** Begin Listed entries **
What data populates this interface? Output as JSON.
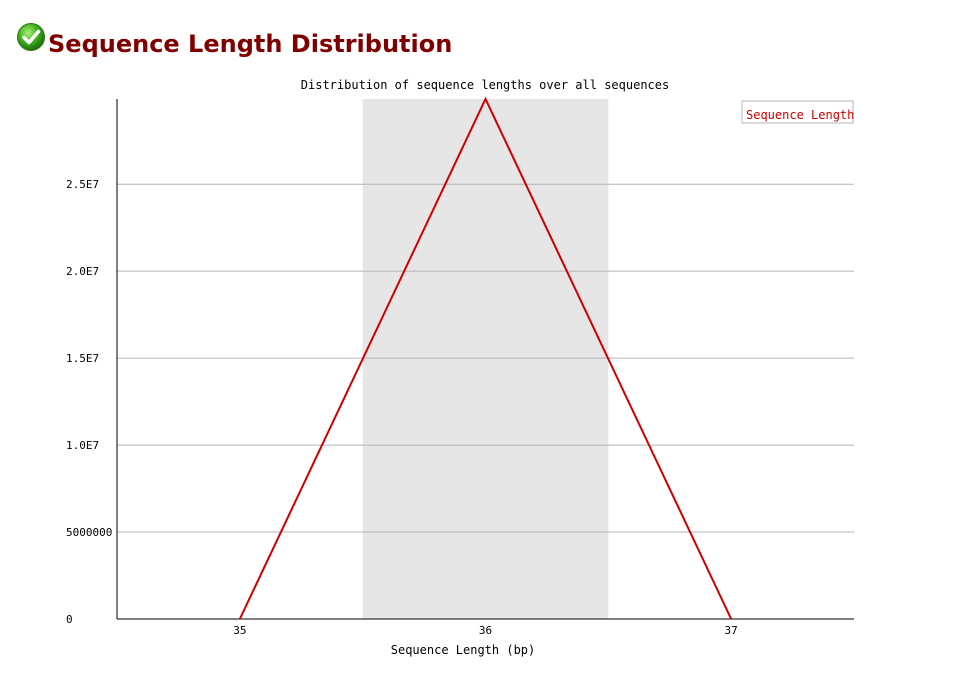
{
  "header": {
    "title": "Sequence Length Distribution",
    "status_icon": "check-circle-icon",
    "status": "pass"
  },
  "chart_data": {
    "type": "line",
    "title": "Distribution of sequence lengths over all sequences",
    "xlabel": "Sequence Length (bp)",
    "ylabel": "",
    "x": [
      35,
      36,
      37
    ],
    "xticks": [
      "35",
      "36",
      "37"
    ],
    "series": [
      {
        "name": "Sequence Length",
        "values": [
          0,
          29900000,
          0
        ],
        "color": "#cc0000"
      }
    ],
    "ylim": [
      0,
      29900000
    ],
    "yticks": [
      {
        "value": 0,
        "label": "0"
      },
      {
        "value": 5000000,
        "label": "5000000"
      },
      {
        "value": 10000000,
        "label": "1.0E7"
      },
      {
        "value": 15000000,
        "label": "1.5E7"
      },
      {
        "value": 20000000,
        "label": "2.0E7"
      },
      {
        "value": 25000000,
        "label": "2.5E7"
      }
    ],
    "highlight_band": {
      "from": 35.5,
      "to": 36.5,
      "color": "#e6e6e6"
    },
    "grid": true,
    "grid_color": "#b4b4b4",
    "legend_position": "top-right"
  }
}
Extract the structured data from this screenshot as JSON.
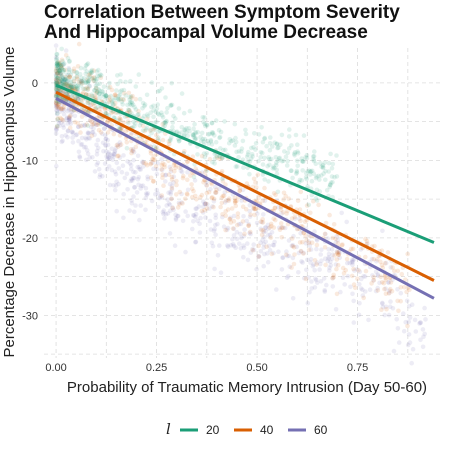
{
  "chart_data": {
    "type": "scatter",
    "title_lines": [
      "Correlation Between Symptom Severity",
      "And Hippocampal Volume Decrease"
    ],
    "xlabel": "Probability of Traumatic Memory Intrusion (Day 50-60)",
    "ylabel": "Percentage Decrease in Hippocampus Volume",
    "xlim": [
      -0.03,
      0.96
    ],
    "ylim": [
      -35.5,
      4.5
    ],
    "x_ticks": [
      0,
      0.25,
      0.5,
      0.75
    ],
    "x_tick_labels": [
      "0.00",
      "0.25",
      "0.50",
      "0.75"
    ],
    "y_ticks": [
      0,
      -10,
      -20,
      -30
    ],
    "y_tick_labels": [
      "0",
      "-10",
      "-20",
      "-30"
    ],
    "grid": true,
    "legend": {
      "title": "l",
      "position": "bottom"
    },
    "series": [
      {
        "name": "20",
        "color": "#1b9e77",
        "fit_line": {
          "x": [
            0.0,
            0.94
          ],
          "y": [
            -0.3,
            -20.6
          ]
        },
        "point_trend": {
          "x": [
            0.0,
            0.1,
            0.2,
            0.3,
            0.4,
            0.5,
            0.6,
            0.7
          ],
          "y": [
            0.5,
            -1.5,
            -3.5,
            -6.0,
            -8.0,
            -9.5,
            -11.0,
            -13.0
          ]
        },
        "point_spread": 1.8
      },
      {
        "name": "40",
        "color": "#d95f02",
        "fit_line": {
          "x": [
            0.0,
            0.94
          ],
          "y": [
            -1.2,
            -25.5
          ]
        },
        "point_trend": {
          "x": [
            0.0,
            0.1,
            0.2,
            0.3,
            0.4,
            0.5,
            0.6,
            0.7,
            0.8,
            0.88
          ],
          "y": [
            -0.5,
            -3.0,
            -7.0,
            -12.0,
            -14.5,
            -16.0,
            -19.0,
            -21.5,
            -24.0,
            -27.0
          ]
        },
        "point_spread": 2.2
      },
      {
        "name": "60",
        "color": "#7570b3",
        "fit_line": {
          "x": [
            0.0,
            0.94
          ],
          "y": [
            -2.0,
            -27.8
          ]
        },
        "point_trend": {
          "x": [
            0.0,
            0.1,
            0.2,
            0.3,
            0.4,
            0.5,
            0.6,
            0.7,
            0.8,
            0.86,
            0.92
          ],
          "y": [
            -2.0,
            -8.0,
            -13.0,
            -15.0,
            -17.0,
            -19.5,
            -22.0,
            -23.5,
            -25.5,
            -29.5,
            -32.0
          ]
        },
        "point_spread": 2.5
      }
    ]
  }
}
** End Listed entries **
** Begin Listed entries **
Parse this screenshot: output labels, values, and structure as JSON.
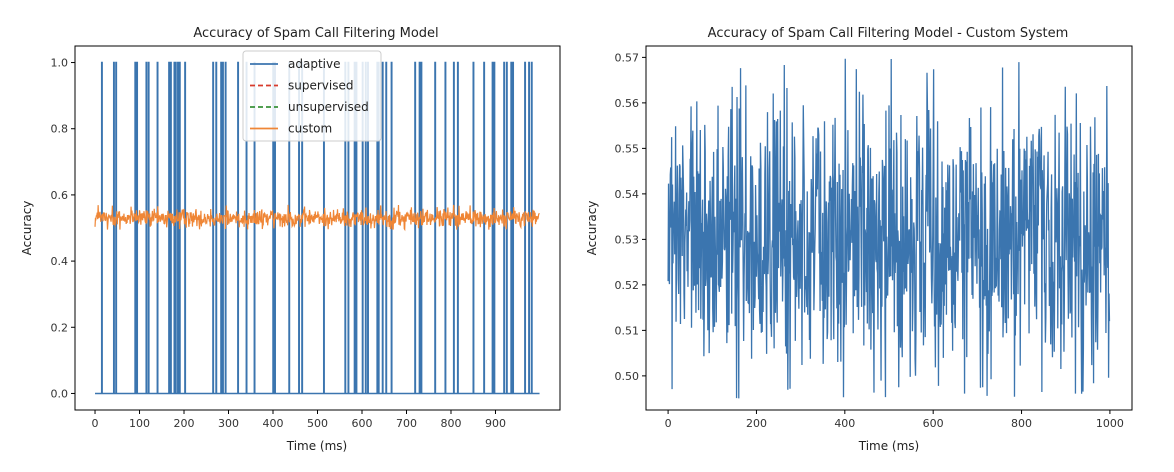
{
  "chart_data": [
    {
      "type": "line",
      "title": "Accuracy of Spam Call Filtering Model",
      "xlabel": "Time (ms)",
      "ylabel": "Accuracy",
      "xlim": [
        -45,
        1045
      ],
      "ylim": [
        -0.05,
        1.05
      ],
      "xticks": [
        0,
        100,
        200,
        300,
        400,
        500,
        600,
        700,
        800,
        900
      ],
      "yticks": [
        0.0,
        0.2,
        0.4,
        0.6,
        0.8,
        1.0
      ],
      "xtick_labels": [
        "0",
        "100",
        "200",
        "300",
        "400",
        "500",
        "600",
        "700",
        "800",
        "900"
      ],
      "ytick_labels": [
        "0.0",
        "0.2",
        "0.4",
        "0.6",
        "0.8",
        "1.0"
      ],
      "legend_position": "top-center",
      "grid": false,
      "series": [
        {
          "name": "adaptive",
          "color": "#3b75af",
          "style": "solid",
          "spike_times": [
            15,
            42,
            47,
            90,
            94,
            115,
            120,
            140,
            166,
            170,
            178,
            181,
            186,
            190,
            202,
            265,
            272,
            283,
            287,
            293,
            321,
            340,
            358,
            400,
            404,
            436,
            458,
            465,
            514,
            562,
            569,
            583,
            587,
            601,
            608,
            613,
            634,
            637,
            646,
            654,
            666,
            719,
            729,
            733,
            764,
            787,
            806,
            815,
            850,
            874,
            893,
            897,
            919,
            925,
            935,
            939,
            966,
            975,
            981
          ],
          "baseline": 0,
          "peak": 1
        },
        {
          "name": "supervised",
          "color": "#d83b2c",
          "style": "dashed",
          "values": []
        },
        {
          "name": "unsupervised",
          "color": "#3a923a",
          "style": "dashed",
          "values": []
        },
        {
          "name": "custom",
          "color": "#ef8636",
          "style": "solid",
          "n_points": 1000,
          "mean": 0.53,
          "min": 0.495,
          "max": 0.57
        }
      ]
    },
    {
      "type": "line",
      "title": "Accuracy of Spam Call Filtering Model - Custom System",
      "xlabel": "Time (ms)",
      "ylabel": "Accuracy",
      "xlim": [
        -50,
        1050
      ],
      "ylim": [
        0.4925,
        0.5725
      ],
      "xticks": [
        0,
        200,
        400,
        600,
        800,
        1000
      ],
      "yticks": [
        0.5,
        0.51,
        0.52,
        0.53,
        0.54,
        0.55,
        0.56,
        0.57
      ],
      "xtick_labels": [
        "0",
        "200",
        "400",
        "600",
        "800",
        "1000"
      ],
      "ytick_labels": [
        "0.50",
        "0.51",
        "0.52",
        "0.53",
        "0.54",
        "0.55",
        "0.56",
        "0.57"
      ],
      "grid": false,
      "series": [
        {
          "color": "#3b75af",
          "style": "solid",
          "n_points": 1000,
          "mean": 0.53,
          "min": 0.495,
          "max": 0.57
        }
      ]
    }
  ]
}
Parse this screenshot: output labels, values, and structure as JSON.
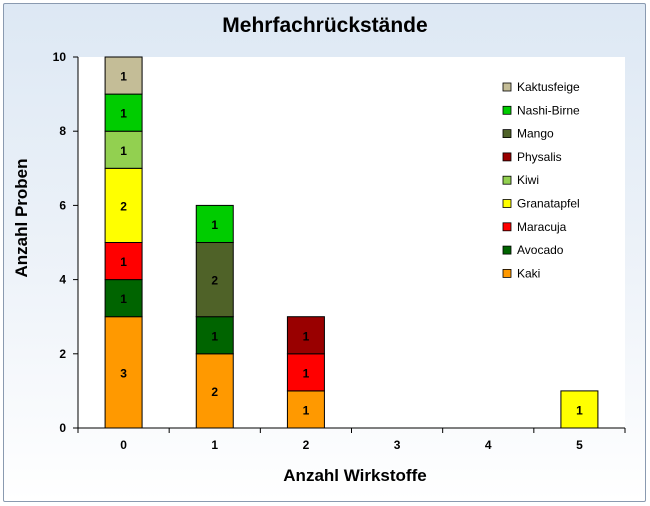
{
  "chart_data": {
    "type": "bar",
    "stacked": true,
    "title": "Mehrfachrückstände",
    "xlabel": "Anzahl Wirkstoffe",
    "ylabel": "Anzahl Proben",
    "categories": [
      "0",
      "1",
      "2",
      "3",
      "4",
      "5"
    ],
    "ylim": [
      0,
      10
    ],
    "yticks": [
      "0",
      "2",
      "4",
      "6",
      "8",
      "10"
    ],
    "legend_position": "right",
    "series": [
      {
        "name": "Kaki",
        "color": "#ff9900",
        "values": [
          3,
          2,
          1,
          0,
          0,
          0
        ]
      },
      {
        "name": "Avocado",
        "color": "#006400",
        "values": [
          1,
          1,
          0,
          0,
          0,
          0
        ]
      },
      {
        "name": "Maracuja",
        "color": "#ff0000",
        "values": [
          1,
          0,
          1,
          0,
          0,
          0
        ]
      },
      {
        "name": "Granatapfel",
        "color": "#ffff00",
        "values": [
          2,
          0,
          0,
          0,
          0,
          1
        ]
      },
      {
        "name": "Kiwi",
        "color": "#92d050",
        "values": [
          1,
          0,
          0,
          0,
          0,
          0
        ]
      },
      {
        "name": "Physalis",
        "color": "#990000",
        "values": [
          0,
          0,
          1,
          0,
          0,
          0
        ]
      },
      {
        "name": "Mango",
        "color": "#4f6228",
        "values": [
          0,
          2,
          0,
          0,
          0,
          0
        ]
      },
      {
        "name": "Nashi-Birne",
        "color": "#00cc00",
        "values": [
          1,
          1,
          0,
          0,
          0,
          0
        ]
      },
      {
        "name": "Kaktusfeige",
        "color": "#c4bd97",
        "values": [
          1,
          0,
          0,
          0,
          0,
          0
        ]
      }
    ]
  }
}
** End Listed entries **
Task prompt
Show the lines that mention the word "Filtering".

Solution to this exercise
      "title": "Accuracy of Spam Call Filtering Model",
      "title": "Accuracy of Spam Call Filtering Model - Custom System",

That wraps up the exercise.